• Records supplied
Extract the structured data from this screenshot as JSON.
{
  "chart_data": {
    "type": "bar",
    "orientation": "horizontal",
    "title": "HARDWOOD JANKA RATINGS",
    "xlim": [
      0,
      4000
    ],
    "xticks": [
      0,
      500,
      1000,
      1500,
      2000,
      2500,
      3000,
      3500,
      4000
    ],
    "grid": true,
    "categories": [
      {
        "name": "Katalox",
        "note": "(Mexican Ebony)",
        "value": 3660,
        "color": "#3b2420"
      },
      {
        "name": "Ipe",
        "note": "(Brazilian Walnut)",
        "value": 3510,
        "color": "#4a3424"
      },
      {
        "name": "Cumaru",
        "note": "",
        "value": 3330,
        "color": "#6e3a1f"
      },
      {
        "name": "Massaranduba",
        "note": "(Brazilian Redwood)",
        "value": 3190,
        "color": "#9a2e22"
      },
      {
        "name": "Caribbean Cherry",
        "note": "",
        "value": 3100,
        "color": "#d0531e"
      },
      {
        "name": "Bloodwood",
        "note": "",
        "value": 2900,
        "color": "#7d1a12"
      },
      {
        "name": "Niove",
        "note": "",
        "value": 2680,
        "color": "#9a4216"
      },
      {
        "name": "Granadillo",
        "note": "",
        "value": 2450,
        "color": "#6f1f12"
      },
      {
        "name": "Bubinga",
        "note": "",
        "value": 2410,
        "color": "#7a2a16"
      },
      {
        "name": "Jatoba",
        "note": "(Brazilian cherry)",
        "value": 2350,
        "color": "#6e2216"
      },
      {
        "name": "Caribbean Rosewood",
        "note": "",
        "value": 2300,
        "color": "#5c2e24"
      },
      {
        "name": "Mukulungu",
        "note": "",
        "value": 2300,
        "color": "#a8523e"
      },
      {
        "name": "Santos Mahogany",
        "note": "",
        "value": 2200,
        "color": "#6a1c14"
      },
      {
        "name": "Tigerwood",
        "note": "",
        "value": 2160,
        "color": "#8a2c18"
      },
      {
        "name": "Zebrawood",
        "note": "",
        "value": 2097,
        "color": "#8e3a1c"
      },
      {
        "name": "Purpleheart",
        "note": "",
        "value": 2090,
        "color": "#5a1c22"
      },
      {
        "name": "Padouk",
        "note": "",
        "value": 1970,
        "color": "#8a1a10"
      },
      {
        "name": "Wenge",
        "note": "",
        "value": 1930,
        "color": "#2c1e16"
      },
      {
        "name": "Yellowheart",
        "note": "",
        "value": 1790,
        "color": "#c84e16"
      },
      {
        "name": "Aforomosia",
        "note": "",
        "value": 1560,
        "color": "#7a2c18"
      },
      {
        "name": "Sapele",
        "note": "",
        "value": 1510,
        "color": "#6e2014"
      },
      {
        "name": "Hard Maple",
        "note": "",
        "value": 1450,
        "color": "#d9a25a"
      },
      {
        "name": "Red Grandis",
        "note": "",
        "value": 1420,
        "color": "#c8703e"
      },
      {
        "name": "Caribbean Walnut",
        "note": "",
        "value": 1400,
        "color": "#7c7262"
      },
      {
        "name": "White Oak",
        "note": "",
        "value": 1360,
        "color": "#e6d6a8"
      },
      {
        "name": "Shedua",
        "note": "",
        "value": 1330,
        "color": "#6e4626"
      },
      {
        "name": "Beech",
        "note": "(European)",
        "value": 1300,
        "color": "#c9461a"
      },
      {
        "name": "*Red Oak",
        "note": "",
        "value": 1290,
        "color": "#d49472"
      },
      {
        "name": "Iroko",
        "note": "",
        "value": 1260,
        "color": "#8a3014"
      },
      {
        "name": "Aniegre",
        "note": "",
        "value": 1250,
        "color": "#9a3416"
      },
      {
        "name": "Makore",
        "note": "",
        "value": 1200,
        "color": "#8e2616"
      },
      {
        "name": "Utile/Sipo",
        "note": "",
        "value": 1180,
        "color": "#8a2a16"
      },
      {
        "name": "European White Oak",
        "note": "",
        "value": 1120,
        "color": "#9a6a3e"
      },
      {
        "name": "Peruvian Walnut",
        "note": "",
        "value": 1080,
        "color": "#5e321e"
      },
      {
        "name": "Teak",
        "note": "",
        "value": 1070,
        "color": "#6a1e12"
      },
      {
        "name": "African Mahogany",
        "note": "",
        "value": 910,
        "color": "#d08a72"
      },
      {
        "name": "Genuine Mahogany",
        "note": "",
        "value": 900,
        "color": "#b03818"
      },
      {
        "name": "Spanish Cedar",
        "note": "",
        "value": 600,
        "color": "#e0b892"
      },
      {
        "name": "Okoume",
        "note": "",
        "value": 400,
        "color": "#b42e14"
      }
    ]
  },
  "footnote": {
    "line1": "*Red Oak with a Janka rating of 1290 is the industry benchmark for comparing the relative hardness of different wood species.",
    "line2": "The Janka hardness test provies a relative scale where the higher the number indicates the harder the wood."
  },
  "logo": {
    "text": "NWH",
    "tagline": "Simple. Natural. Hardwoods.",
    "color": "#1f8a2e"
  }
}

• Problem description
Each line in the entries above that includes the string "Walnut" should be extracted.

• Output of the task
        "note": "(Brazilian Walnut)",
        "name": "Caribbean Walnut",
        "name": "Peruvian Walnut",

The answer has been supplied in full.